- Data for the task:
----

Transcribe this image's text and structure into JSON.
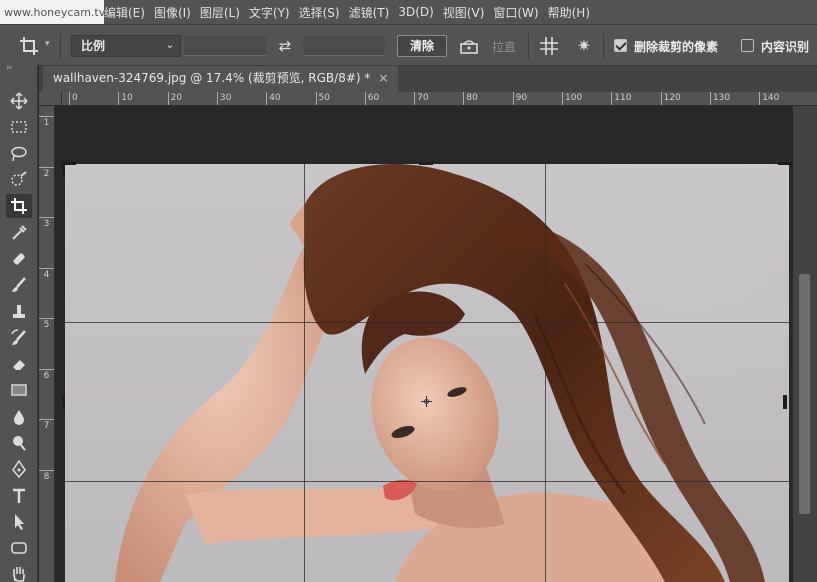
{
  "watermark": "www.honeycam.tv",
  "menu": [
    "编辑(E)",
    "图像(I)",
    "图层(L)",
    "文字(Y)",
    "选择(S)",
    "滤镜(T)",
    "3D(D)",
    "视图(V)",
    "窗口(W)",
    "帮助(H)"
  ],
  "options": {
    "ratio": "比例",
    "clear": "清除",
    "straighten": "拉直",
    "delete_cropped": "删除裁剪的像素",
    "content_aware": "内容识别",
    "delete_cropped_checked": true,
    "content_aware_checked": false
  },
  "tools": [
    "move-tool",
    "marquee-tool",
    "lasso-tool",
    "quick-select-tool",
    "crop-tool",
    "eyedropper-tool",
    "healing-brush-tool",
    "brush-tool",
    "clone-stamp-tool",
    "history-brush-tool",
    "eraser-tool",
    "gradient-tool",
    "blur-tool",
    "dodge-tool",
    "pen-tool",
    "type-tool",
    "path-select-tool",
    "shape-tool",
    "hand-tool"
  ],
  "document": {
    "tab_title": "wallhaven-324769.jpg @ 17.4% (裁剪预览, RGB/8#) *",
    "close": "×"
  },
  "ruler_h": [
    "0",
    "10",
    "20",
    "30",
    "40",
    "50",
    "60",
    "70",
    "80",
    "90",
    "100",
    "110",
    "120",
    "130",
    "140"
  ],
  "ruler_v": [
    "1",
    "2",
    "3",
    "4",
    "5",
    "6",
    "7",
    "8"
  ],
  "colors": {
    "ui_bg": "#535353",
    "canvas_bg": "#282828",
    "hair": "#5a2e1c",
    "skin": "#e6b9a6"
  }
}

----

Pictures don't belong in the copy. Restate all the entries exactly.

Transcribe this image's text and structure into JSON.
{
  "watermark": "www.honeycam.tv",
  "menu": [
    "编辑(E)",
    "图像(I)",
    "图层(L)",
    "文字(Y)",
    "选择(S)",
    "滤镜(T)",
    "3D(D)",
    "视图(V)",
    "窗口(W)",
    "帮助(H)"
  ],
  "options": {
    "ratio": "比例",
    "clear": "清除",
    "straighten": "拉直",
    "delete_cropped": "删除裁剪的像素",
    "content_aware": "内容识别",
    "delete_cropped_checked": true,
    "content_aware_checked": false
  },
  "tools": [
    "move-tool",
    "marquee-tool",
    "lasso-tool",
    "quick-select-tool",
    "crop-tool",
    "eyedropper-tool",
    "healing-brush-tool",
    "brush-tool",
    "clone-stamp-tool",
    "history-brush-tool",
    "eraser-tool",
    "gradient-tool",
    "blur-tool",
    "dodge-tool",
    "pen-tool",
    "type-tool",
    "path-select-tool",
    "shape-tool",
    "hand-tool"
  ],
  "document": {
    "tab_title": "wallhaven-324769.jpg @ 17.4% (裁剪预览, RGB/8#) *",
    "close": "×"
  },
  "ruler_h": [
    "0",
    "10",
    "20",
    "30",
    "40",
    "50",
    "60",
    "70",
    "80",
    "90",
    "100",
    "110",
    "120",
    "130",
    "140"
  ],
  "ruler_v": [
    "1",
    "2",
    "3",
    "4",
    "5",
    "6",
    "7",
    "8"
  ],
  "colors": {
    "ui_bg": "#535353",
    "canvas_bg": "#282828",
    "hair": "#5a2e1c",
    "skin": "#e6b9a6"
  }
}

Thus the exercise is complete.